Exercise prompt:
The records that follow should be retyped word for word.

-- begin Record set --

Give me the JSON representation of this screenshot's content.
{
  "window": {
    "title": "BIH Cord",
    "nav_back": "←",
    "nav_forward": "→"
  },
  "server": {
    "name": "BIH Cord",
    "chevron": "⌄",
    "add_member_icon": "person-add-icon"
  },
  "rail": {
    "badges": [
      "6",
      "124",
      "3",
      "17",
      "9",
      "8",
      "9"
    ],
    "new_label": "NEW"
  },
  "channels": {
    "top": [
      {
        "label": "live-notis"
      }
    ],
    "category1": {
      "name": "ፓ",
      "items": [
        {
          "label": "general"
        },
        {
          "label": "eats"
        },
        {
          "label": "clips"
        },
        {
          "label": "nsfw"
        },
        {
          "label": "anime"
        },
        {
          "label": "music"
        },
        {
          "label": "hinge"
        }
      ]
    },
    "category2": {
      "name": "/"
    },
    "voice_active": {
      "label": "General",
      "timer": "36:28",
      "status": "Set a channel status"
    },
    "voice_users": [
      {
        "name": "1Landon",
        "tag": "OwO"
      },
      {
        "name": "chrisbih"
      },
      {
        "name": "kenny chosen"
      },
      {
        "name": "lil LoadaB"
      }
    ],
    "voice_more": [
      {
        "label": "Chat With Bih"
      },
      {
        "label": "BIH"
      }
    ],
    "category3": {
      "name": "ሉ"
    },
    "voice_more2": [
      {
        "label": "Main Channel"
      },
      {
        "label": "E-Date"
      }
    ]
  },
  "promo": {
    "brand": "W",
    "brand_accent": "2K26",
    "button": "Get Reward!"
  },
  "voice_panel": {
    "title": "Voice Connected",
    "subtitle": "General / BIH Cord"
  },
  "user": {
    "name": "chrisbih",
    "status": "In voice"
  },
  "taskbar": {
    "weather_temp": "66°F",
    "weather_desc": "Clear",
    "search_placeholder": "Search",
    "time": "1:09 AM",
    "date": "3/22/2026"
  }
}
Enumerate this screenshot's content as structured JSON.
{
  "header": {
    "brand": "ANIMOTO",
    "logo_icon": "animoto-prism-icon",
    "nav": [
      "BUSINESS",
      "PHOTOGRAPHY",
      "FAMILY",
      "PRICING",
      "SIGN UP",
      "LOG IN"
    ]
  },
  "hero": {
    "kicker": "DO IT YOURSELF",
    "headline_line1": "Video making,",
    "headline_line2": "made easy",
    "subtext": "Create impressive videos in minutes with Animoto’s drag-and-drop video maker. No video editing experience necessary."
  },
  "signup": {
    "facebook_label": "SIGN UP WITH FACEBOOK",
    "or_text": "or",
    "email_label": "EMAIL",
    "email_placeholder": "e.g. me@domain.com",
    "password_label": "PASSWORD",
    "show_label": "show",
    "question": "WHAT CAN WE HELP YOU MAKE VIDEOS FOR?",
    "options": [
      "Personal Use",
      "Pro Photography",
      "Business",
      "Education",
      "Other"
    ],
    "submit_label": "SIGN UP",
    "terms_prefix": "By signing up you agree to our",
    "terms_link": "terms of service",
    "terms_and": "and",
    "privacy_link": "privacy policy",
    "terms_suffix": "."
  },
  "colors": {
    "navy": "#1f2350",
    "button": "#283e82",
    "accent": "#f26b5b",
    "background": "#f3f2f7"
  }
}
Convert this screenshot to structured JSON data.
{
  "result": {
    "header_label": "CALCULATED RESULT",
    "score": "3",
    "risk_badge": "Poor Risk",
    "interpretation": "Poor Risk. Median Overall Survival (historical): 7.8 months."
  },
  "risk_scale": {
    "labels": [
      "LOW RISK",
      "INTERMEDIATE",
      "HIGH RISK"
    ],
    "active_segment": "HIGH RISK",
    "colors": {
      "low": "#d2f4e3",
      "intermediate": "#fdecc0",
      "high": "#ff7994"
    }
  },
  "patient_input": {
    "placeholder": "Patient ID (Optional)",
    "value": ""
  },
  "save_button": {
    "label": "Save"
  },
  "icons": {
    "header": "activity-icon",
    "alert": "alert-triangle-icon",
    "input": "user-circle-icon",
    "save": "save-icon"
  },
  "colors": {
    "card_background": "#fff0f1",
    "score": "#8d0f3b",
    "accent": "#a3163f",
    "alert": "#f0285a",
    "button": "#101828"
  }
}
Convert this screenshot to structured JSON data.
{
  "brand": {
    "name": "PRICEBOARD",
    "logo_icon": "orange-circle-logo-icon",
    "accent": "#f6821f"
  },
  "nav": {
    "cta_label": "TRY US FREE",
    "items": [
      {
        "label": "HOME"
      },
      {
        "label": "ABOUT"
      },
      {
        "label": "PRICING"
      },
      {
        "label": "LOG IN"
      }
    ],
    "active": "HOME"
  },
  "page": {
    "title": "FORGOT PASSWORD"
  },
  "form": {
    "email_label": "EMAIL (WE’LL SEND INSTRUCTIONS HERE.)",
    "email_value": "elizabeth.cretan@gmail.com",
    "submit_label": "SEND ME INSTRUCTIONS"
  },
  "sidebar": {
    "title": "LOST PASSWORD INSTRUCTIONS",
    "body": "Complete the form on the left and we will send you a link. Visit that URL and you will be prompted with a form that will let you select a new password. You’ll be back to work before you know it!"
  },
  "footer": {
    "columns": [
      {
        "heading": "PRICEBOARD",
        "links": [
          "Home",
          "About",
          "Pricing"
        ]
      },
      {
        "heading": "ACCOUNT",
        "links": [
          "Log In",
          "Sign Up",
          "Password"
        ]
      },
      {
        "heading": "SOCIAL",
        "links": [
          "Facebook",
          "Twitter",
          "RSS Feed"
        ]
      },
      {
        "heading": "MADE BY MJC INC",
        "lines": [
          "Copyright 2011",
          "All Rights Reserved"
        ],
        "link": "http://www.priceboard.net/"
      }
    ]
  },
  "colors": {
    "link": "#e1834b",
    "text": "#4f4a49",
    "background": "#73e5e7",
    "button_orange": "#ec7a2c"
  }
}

-- end Record set --

Expected output:
Give me the JSON representation of this screenshot's content.
{
  "window": {
    "title": "BIH Cord",
    "nav_back": "←",
    "nav_forward": "→"
  },
  "server": {
    "name": "BIH Cord",
    "chevron": "⌄",
    "add_member_icon": "person-add-icon"
  },
  "rail": {
    "badges": [
      "6",
      "124",
      "3",
      "17",
      "9",
      "8",
      "9"
    ],
    "new_label": "NEW"
  },
  "channels": {
    "top": [
      {
        "label": "live-notis"
      }
    ],
    "category1": {
      "name": "ፓ",
      "items": [
        {
          "label": "general"
        },
        {
          "label": "eats"
        },
        {
          "label": "clips"
        },
        {
          "label": "nsfw"
        },
        {
          "label": "anime"
        },
        {
          "label": "music"
        },
        {
          "label": "hinge"
        }
      ]
    },
    "category2": {
      "name": "/"
    },
    "voice_active": {
      "label": "General",
      "timer": "36:28",
      "status": "Set a channel status"
    },
    "voice_users": [
      {
        "name": "1Landon",
        "tag": "OwO"
      },
      {
        "name": "chrisbih"
      },
      {
        "name": "kenny chosen"
      },
      {
        "name": "lil LoadaB"
      }
    ],
    "voice_more": [
      {
        "label": "Chat With Bih"
      },
      {
        "label": "BIH"
      }
    ],
    "category3": {
      "name": "ሉ"
    },
    "voice_more2": [
      {
        "label": "Main Channel"
      },
      {
        "label": "E-Date"
      }
    ]
  },
  "promo": {
    "brand": "W",
    "brand_accent": "2K26",
    "button": "Get Reward!"
  },
  "voice_panel": {
    "title": "Voice Connected",
    "subtitle": "General / BIH Cord"
  },
  "user": {
    "name": "chrisbih",
    "status": "In voice"
  },
  "taskbar": {
    "weather_temp": "66°F",
    "weather_desc": "Clear",
    "search_placeholder": "Search",
    "time": "1:09 AM",
    "date": "3/22/2026"
  }
}
Enumerate this screenshot's content as structured JSON.
{
  "header": {
    "brand": "ANIMOTO",
    "logo_icon": "animoto-prism-icon",
    "nav": [
      "BUSINESS",
      "PHOTOGRAPHY",
      "FAMILY",
      "PRICING",
      "SIGN UP",
      "LOG IN"
    ]
  },
  "hero": {
    "kicker": "DO IT YOURSELF",
    "headline_line1": "Video making,",
    "headline_line2": "made easy",
    "subtext": "Create impressive videos in minutes with Animoto’s drag-and-drop video maker. No video editing experience necessary."
  },
  "signup": {
    "facebook_label": "SIGN UP WITH FACEBOOK",
    "or_text": "or",
    "email_label": "EMAIL",
    "email_placeholder": "e.g. me@domain.com",
    "password_label": "PASSWORD",
    "show_label": "show",
    "question": "WHAT CAN WE HELP YOU MAKE VIDEOS FOR?",
    "options": [
      "Personal Use",
      "Pro Photography",
      "Business",
      "Education",
      "Other"
    ],
    "submit_label": "SIGN UP",
    "terms_prefix": "By signing up you agree to our",
    "terms_link": "terms of service",
    "terms_and": "and",
    "privacy_link": "privacy policy",
    "terms_suffix": "."
  },
  "colors": {
    "navy": "#1f2350",
    "button": "#283e82",
    "accent": "#f26b5b",
    "background": "#f3f2f7"
  }
}
Convert this screenshot to structured JSON data.
{
  "result": {
    "header_label": "CALCULATED RESULT",
    "score": "3",
    "risk_badge": "Poor Risk",
    "interpretation": "Poor Risk. Median Overall Survival (historical): 7.8 months."
  },
  "risk_scale": {
    "labels": [
      "LOW RISK",
      "INTERMEDIATE",
      "HIGH RISK"
    ],
    "active_segment": "HIGH RISK",
    "colors": {
      "low": "#d2f4e3",
      "intermediate": "#fdecc0",
      "high": "#ff7994"
    }
  },
  "patient_input": {
    "placeholder": "Patient ID (Optional)",
    "value": ""
  },
  "save_button": {
    "label": "Save"
  },
  "icons": {
    "header": "activity-icon",
    "alert": "alert-triangle-icon",
    "input": "user-circle-icon",
    "save": "save-icon"
  },
  "colors": {
    "card_background": "#fff0f1",
    "score": "#8d0f3b",
    "accent": "#a3163f",
    "alert": "#f0285a",
    "button": "#101828"
  }
}
Convert this screenshot to structured JSON data.
{
  "brand": {
    "name": "PRICEBOARD",
    "logo_icon": "orange-circle-logo-icon",
    "accent": "#f6821f"
  },
  "nav": {
    "cta_label": "TRY US FREE",
    "items": [
      {
        "label": "HOME"
      },
      {
        "label": "ABOUT"
      },
      {
        "label": "PRICING"
      },
      {
        "label": "LOG IN"
      }
    ],
    "active": "HOME"
  },
  "page": {
    "title": "FORGOT PASSWORD"
  },
  "form": {
    "email_label": "EMAIL (WE’LL SEND INSTRUCTIONS HERE.)",
    "email_value": "elizabeth.cretan@gmail.com",
    "submit_label": "SEND ME INSTRUCTIONS"
  },
  "sidebar": {
    "title": "LOST PASSWORD INSTRUCTIONS",
    "body": "Complete the form on the left and we will send you a link. Visit that URL and you will be prompted with a form that will let you select a new password. You’ll be back to work before you know it!"
  },
  "footer": {
    "columns": [
      {
        "heading": "PRICEBOARD",
        "links": [
          "Home",
          "About",
          "Pricing"
        ]
      },
      {
        "heading": "ACCOUNT",
        "links": [
          "Log In",
          "Sign Up",
          "Password"
        ]
      },
      {
        "heading": "SOCIAL",
        "links": [
          "Facebook",
          "Twitter",
          "RSS Feed"
        ]
      },
      {
        "heading": "MADE BY MJC INC",
        "lines": [
          "Copyright 2011",
          "All Rights Reserved"
        ],
        "link": "http://www.priceboard.net/"
      }
    ]
  },
  "colors": {
    "link": "#e1834b",
    "text": "#4f4a49",
    "background": "#73e5e7",
    "button_orange": "#ec7a2c"
  }
}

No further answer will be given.